Each line below is to be written out in full, exactly as shown.

Data entries:
┄┄┄┄┄┄┄┄┄┄┄┄┄┄┄┄┄┄┄┄

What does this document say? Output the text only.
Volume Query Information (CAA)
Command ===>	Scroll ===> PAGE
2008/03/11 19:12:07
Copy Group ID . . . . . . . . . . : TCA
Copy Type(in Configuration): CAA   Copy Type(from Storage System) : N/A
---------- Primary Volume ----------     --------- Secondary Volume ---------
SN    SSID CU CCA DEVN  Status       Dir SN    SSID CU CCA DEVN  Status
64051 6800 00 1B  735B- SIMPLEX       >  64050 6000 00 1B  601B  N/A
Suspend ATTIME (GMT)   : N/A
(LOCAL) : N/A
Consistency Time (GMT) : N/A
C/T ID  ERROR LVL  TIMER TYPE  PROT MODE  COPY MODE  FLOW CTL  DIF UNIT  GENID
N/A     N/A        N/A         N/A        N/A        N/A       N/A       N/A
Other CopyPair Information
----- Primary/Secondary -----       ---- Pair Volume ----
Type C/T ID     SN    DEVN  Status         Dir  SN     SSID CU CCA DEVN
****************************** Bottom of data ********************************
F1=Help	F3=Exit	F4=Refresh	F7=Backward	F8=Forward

┄┄┄┄┄┄┄┄┄┄┄┄┄┄┄┄┄┄┄┄

Exercise result –
What does this document say? Output the text only.
Volume Query Information (CAA)
Command ===>	Scroll ===> PAGE
2008/03/11 19:12:07
Copy Group ID . . . . . . . . . . : TCA
Copy Type(in Configuration): CAA   Copy Type(from Storage System) : N/A
---------- Primary Volume ----------     --------- Secondary Volume ---------
SN    SSID CU CCA DEVN  Status       Dir SN    SSID CU CCA DEVN  Status
64051 6800 00 1B  735B- SIMPLEX       >  64050 6000 00 1B  601B  N/A
Suspend ATTIME (GMT)   : N/A
(LOCAL) : N/A
Consistency Time (GMT) : N/A
C/T ID  ERROR LVL  TIMER TYPE  PROT MODE  COPY MODE  FLOW CTL  DIF UNIT  GENID
N/A     N/A        N/A         N/A        N/A        N/A       N/A       N/A
Other CopyPair Information
----- Primary/Secondary -----       ---- Pair Volume ----
Type C/T ID     SN    DEVN  Status         Dir  SN     SSID CU CCA DEVN
****************************** Bottom of data ********************************
F1=Help	F3=Exit	F4=Refresh	F7=Backward	F8=Forward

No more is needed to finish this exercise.